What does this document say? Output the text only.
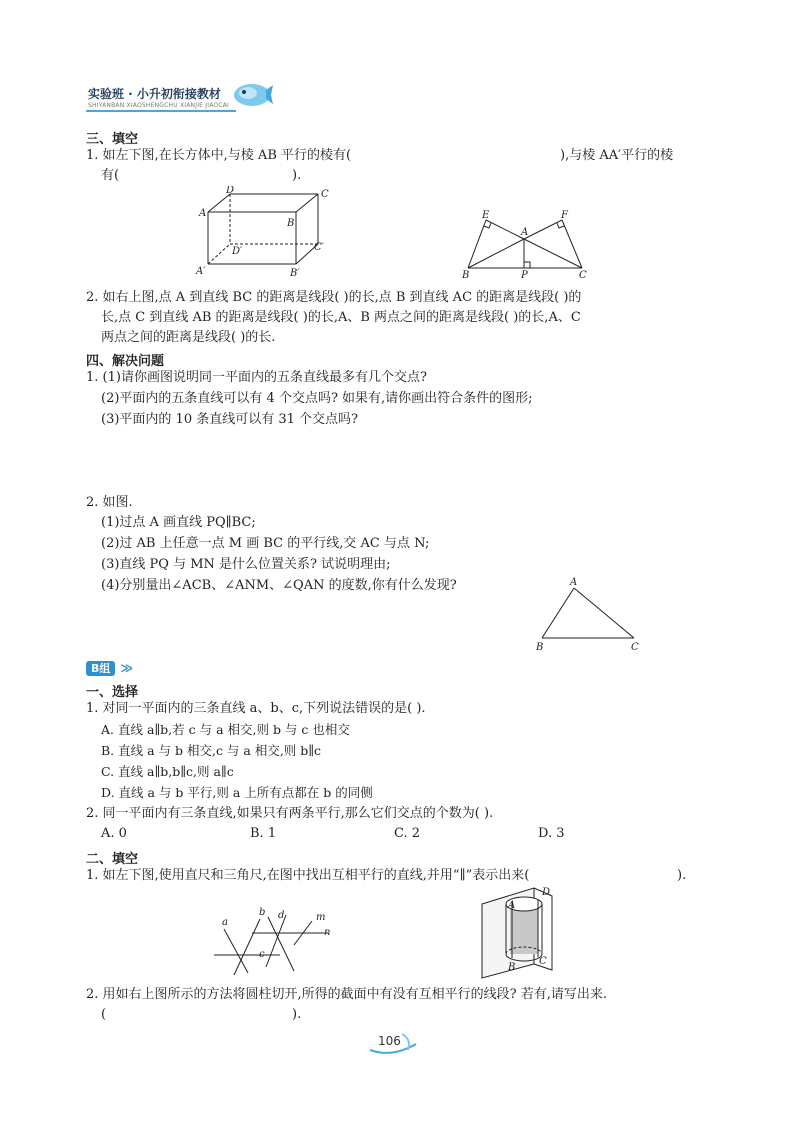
实验班 · 小升初衔接教材
SHIYANBAN XIAOSHENGCHU XIANJIE JIAOCAI
三、填空
1. 如左下图,在长方体中,与棱 AB 平行的棱有(	),与棱 AA′平行的棱
有(	).
D	C
A
B
D′	C′
A′	B′
E	F
A
B	P	C
2. 如右上图,点 A 到直线 BC 的距离是线段( )的长,点 B 到直线 AC 的距离是线段( )的
长,点 C 到直线 AB 的距离是线段( )的长,A、B 两点之间的距离是线段( )的长,A、C
两点之间的距离是线段( )的长.
四、解决问题
1. (1)请你画图说明同一平面内的五条直线最多有几个交点?
(2)平面内的五条直线可以有 4 个交点吗? 如果有,请你画出符合条件的图形;
(3)平面内的 10 条直线可以有 31 个交点吗?
2. 如图.
(1)过点 A 画直线 PQ∥BC;
(2)过 AB 上任意一点 M 画 BC 的平行线,交 AC 与点 N;
(3)直线 PQ 与 MN 是什么位置关系? 试说明理由;
(4)分别量出∠ACB、∠ANM、∠QAN 的度数,你有什么发现?	A
B	C
B组 ≫
一、选择
1. 对同一平面内的三条直线 a、b、c,下列说法错误的是( ).
A. 直线 a∥b,若 c 与 a 相交,则 b 与 c 也相交
B. 直线 a 与 b 相交,c 与 a 相交,则 b∥c
C. 直线 a∥b,b∥c,则 a∥c
D. 直线 a 与 b 平行,则 a 上所有点都在 b 的同侧
2. 同一平面内有三条直线,如果只有两条平行,那么它们交点的个数为( ).
A. 0	B. 1	C. 2	D. 3
二、填空
1. 如左下图,使用直尺和三角尺,在图中找出互相平行的直线,并用“∥”表示出来(	).
a
b d	m
n
c
D
A
C
B
2. 用如右上图所示的方法将圆柱切开,所得的截面中有没有互相平行的线段? 若有,请写出来.
(	).
106
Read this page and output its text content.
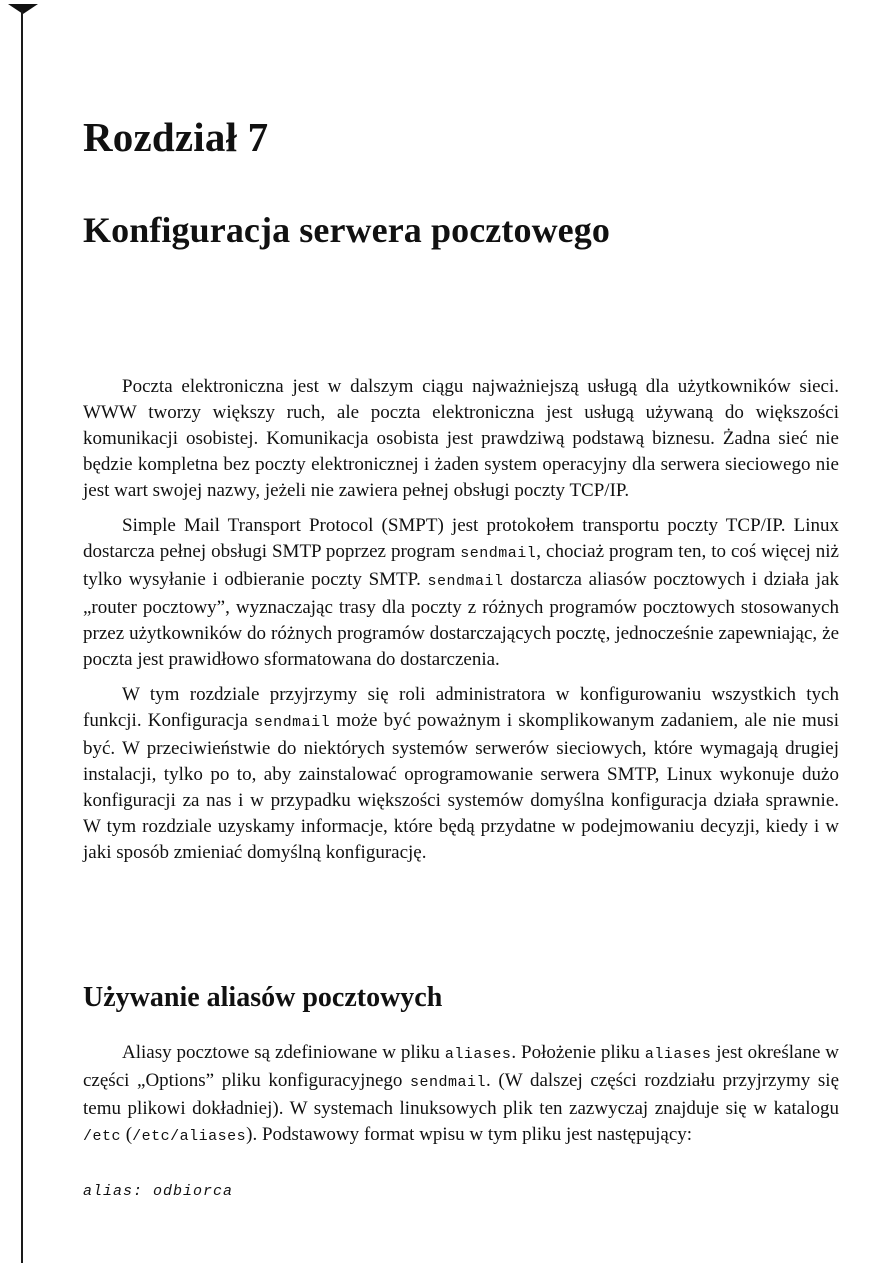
Rozdział 7
Konfiguracja serwera pocztowego

Poczta elektroniczna jest w dalszym ciągu najważniejszą usługą dla użytkowników sieci. WWW tworzy większy ruch, ale poczta elektroniczna jest usługą używaną do większości komunikacji osobistej. Komunikacja osobista jest prawdziwą podstawą biznesu. Żadna sieć nie będzie kompletna bez poczty elektronicznej i żaden system operacyjny dla serwera sieciowego nie jest wart swojej nazwy, jeżeli nie zawiera pełnej obsługi poczty TCP/IP.

Simple Mail Transport Protocol (SMPT) jest protokołem transportu poczty TCP/IP. Linux dostarcza pełnej obsługi SMTP poprzez program sendmail, chociaż program ten, to coś więcej niż tylko wysyłanie i odbieranie poczty SMTP. sendmail dostarcza aliasów pocztowych i działa jak „router pocztowy”, wyznaczając trasy dla poczty z różnych programów pocztowych stosowanych przez użytkowników do różnych programów dostarczających pocztę, jednocześnie zapewniając, że poczta jest prawidłowo sformatowana do dostarczenia.

W tym rozdziale przyjrzymy się roli administratora w konfigurowaniu wszystkich tych funkcji. Konfiguracja sendmail może być poważnym i skomplikowanym zadaniem, ale nie musi być. W przeciwieństwie do niektórych systemów serwerów sieciowych, które wymagają drugiej instalacji, tylko po to, aby zainstalować oprogramowanie serwera SMTP, Linux wykonuje dużo konfiguracji za nas i w przypadku większości systemów domyślna konfiguracja działa sprawnie. W tym rozdziale uzyskamy informacje, które będą przydatne w podejmowaniu decyzji, kiedy i w jaki sposób zmieniać domyślną konfigurację.

Używanie aliasów pocztowych

Aliasy pocztowe są zdefiniowane w pliku aliases. Położenie pliku aliases jest określane w części „Options” pliku konfiguracyjnego sendmail. (W dalszej części rozdziału przyjrzymy się temu plikowi dokładniej). W systemach linuksowych plik ten zazwyczaj znajduje się w katalogu /etc (/etc/aliases). Podstawowy format wpisu w tym pliku jest następujący:

alias: odbiorca
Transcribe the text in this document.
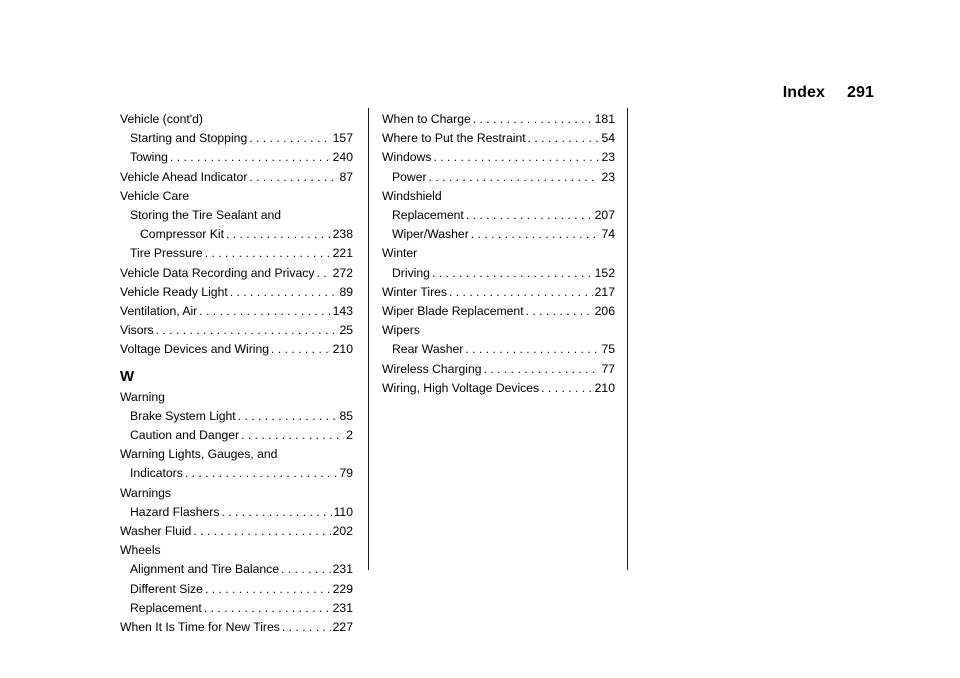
Index 291
Vehicle (cont'd)
Starting and Stopping . . .	157
Towing . . .	240
Vehicle Ahead Indicator . . .	87
Vehicle Care
Storing the Tire Sealant and
Compressor Kit . . .	238
Tire Pressure . . .	221
Vehicle Data Recording and Privacy . . . 272
Vehicle Ready Light . . .	89
Ventilation, Air . . .	143
Visors . . .	25
Voltage Devices and Wiring . . .	210
W
Warning
Brake System Light . . .	85
Caution and Danger . . .	2
Warning Lights, Gauges, and
Indicators . . .	79
Warnings
Hazard Flashers . . .	110
Washer Fluid . . .	202
Wheels
Alignment and Tire Balance . . .	231
Different Size . . .	229
Replacement . . .	231
When It Is Time for New Tires . . .	227
When to Charge . . .	181
Where to Put the Restraint . . .	54
Windows . . .	23
Power . . .	23
Windshield
Replacement . . .	207
Wiper/Washer . . .	74
Winter
Driving . . .	152
Winter Tires . . .	217
Wiper Blade Replacement . . .	206
Wipers
Rear Washer . . .	75
Wireless Charging . . .	77
Wiring, High Voltage Devices . . .	210
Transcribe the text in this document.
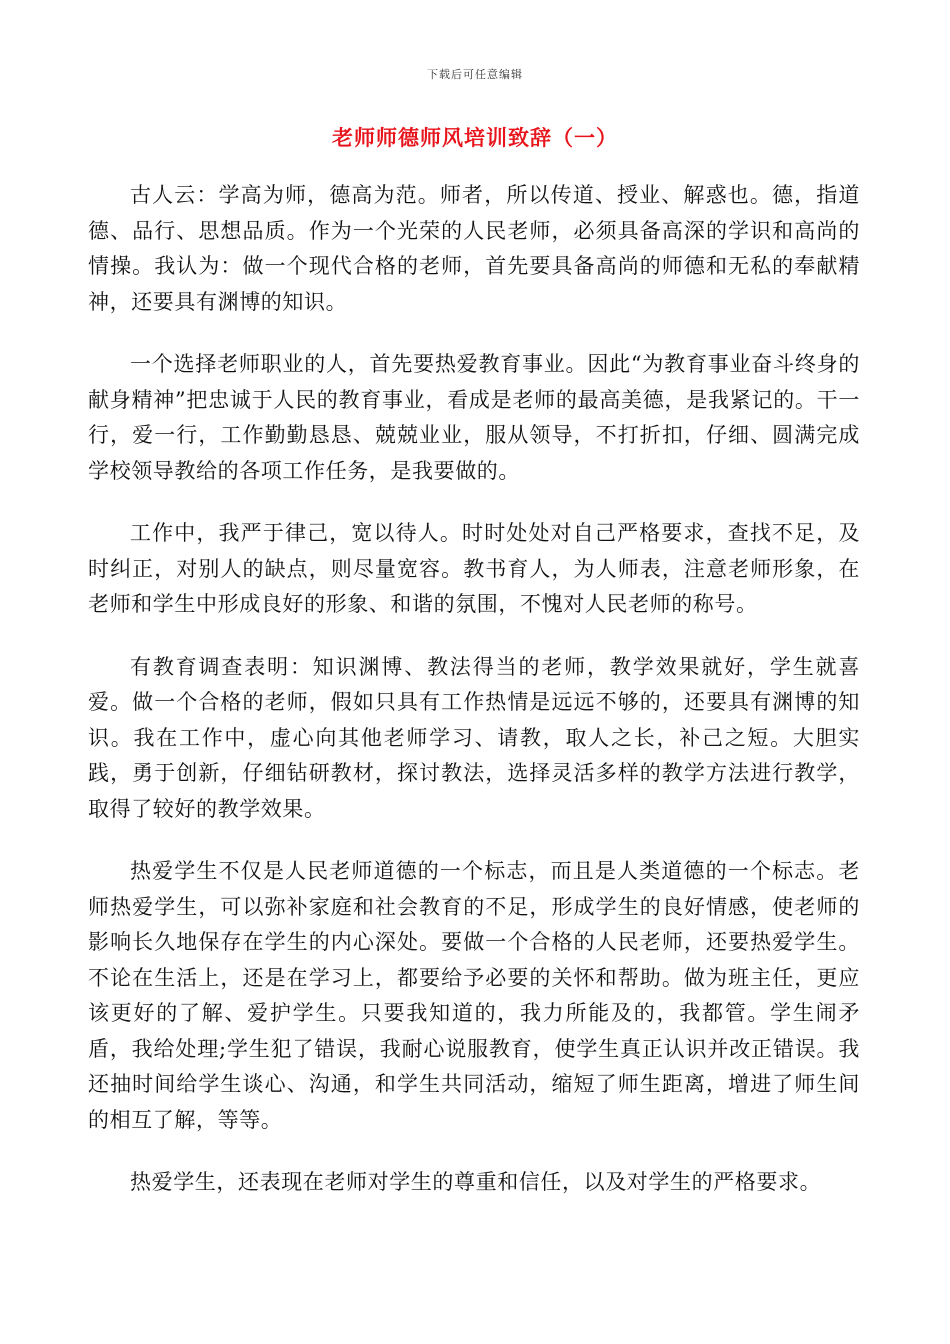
下载后可任意编辑
老师师德师风培训致辞（一）

古人云：学高为师，德高为范。师者，所以传道、授业、解惑也。德，指道德、品行、思想品质。作为一个光荣的人民老师，必须具备高深的学识和高尚的情操。我认为：做一个现代合格的老师，首先要具备高尚的师德和无私的奉献精神，还要具有渊博的知识。

一个选择老师职业的人，首先要热爱教育事业。因此“为教育事业奋斗终身的献身精神”把忠诚于人民的教育事业，看成是老师的最高美德，是我紧记的。干一行，爱一行，工作勤勤恳恳、兢兢业业，服从领导，不打折扣，仔细、圆满完成学校领导教给的各项工作任务，是我要做的。

工作中，我严于律己，宽以待人。时时处处对自己严格要求，查找不足，及时纠正，对别人的缺点，则尽量宽容。教书育人，为人师表，注意老师形象，在老师和学生中形成良好的形象、和谐的氛围，不愧对人民老师的称号。

有教育调查表明：知识渊博、教法得当的老师，教学效果就好，学生就喜爱。做一个合格的老师，假如只具有工作热情是远远不够的，还要具有渊博的知识。我在工作中，虚心向其他老师学习、请教，取人之长，补己之短。大胆实践，勇于创新，仔细钻研教材，探讨教法，选择灵活多样的教学方法进行教学，取得了较好的教学效果。

热爱学生不仅是人民老师道德的一个标志，而且是人类道德的一个标志。老师热爱学生，可以弥补家庭和社会教育的不足，形成学生的良好情感，使老师的影响长久地保存在学生的内心深处。要做一个合格的人民老师，还要热爱学生。不论在生活上，还是在学习上，都要给予必要的关怀和帮助。做为班主任，更应该更好的了解、爱护学生。只要我知道的，我力所能及的，我都管。学生闹矛盾，我给处理;学生犯了错误，我耐心说服教育，使学生真正认识并改正错误。我还抽时间给学生谈心、沟通，和学生共同活动，缩短了师生距离，增进了师生间的相互了解，等等。

热爱学生，还表现在老师对学生的尊重和信任，以及对学生的严格要求。
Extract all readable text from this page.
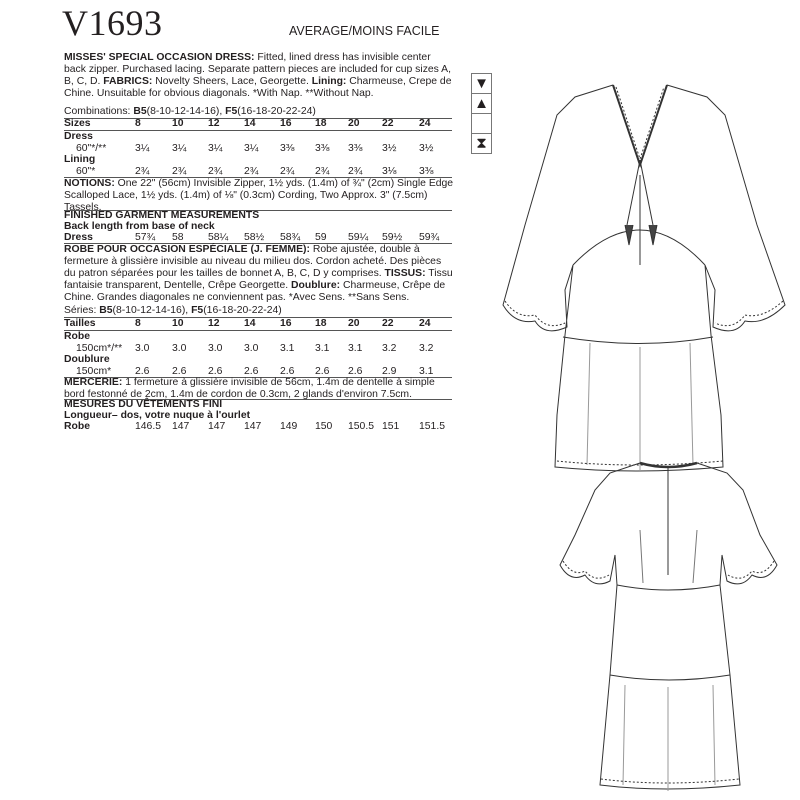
V1693	AVERAGE/MOINS FACILE
MISSES' SPECIAL OCCASION DRESS: Fitted, lined dress has invisible center back zipper. Purchased lacing. Separate pattern pieces are included for cup sizes A, B, C, D. FABRICS: Novelty Sheers, Lace, Georgette. Lining: Charmeuse, Crepe de Chine. Unsuitable for obvious diagonals. *With Nap. **Without Nap.
Combinations: B5(8-10-12-14-16), F5(16-18-20-22-24)
Sizes	8	10 12 14 16 18 20 22 24
Dress
60"*/**	3¼ 3¼ 3¼ 3¼ 3⅜ 3⅜ 3⅜ 3½ 3½
Lining
60"*	2¾ 2¾ 2¾ 2¾ 2¾ 2¾ 2¾ 3⅛ 3⅜
NOTIONS: One 22" (56cm) Invisible Zipper, 1½ yds. (1.4m) of ¾" (2cm) Single Edge Scalloped Lace, 1½ yds. (1.4m) of ⅛" (0.3cm) Cording, Two Approx. 3" (7.5cm) Tassels.
FINISHED GARMENT MEASUREMENTS
Back length from base of neck
Dress	57¾ 58 58¼ 58½ 58¾ 59 59¼ 59½ 59¾
ROBE POUR OCCASION ESPÉCIALE (J. FEMME): Robe ajustée, double à fermeture à glissière invisible au niveau du milieu dos. Cordon acheté. Des pièces du patron séparées pour les tailles de bonnet A, B, C, D y comprises. TISSUS: Tissu fantaisie transparent, Dentelle, Crêpe Georgette. Doublure: Charmeuse, Crêpe de Chine. Grandes diagonales ne conviennent pas. *Avec Sens. **Sans Sens.
Séries: B5(8-10-12-14-16), F5(16-18-20-22-24)
Tailles	8	10 12 14 16 18 20 22 24
Robe
150cm*/** 3.0 3.0 3.0 3.0 3.1 3.1 3.1 3.2 3.2
Doublure
150cm* 2.6 2.6 2.6 2.6 2.6 2.6 2.6 2.9 3.1
MERCERIE: 1 fermeture à glissière invisible de 56cm, 1.4m de dentelle à simple bord festonné de 2cm, 1.4m de cordon de 0.3cm, 2 glands d'environ 7.5cm.
MESURES DU VÊTEMENTS FINI
Longueur– dos, votre nuque à l'ourlet
Robe	146.5 147 147 147 149 150 150.5 151 151.5
▼
▲
⧗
_ _ _
→ **INSTRUCTION**
From the line containing "Extract all readable text from this page." down to the final line of the listing above, write out only those lines exactly as they are, minus the pictures.

→ **WRITTEN SOLUTION**
Extract all readable text from this page.
V1693	AVERAGE/MOINS FACILE
MISSES' SPECIAL OCCASION DRESS: Fitted, lined dress has invisible center back zipper. Purchased lacing. Separate pattern pieces are included for cup sizes A, B, C, D. FABRICS: Novelty Sheers, Lace, Georgette. Lining: Charmeuse, Crepe de Chine. Unsuitable for obvious diagonals. *With Nap. **Without Nap.
Combinations: B5(8-10-12-14-16), F5(16-18-20-22-24)
Sizes	8	10 12 14 16 18 20 22 24
Dress
60"*/**	3¼ 3¼ 3¼ 3¼ 3⅜ 3⅜ 3⅜ 3½ 3½
Lining
60"*	2¾ 2¾ 2¾ 2¾ 2¾ 2¾ 2¾ 3⅛ 3⅜
NOTIONS: One 22" (56cm) Invisible Zipper, 1½ yds. (1.4m) of ¾" (2cm) Single Edge Scalloped Lace, 1½ yds. (1.4m) of ⅛" (0.3cm) Cording, Two Approx. 3" (7.5cm) Tassels.
FINISHED GARMENT MEASUREMENTS
Back length from base of neck
Dress	57¾ 58 58¼ 58½ 58¾ 59 59¼ 59½ 59¾
ROBE POUR OCCASION ESPÉCIALE (J. FEMME): Robe ajustée, double à fermeture à glissière invisible au niveau du milieu dos. Cordon acheté. Des pièces du patron séparées pour les tailles de bonnet A, B, C, D y comprises. TISSUS: Tissu fantaisie transparent, Dentelle, Crêpe Georgette. Doublure: Charmeuse, Crêpe de Chine. Grandes diagonales ne conviennent pas. *Avec Sens. **Sans Sens.
Séries: B5(8-10-12-14-16), F5(16-18-20-22-24)
Tailles	8	10 12 14 16 18 20 22 24
Robe
150cm*/** 3.0 3.0 3.0 3.0 3.1 3.1 3.1 3.2 3.2
Doublure
150cm* 2.6 2.6 2.6 2.6 2.6 2.6 2.6 2.9 3.1
MERCERIE: 1 fermeture à glissière invisible de 56cm, 1.4m de dentelle à simple bord festonné de 2cm, 1.4m de cordon de 0.3cm, 2 glands d'environ 7.5cm.
MESURES DU VÊTEMENTS FINI
Longueur– dos, votre nuque à l'ourlet
Robe	146.5 147 147 147 149 150 150.5 151 151.5
▼
▲
⧗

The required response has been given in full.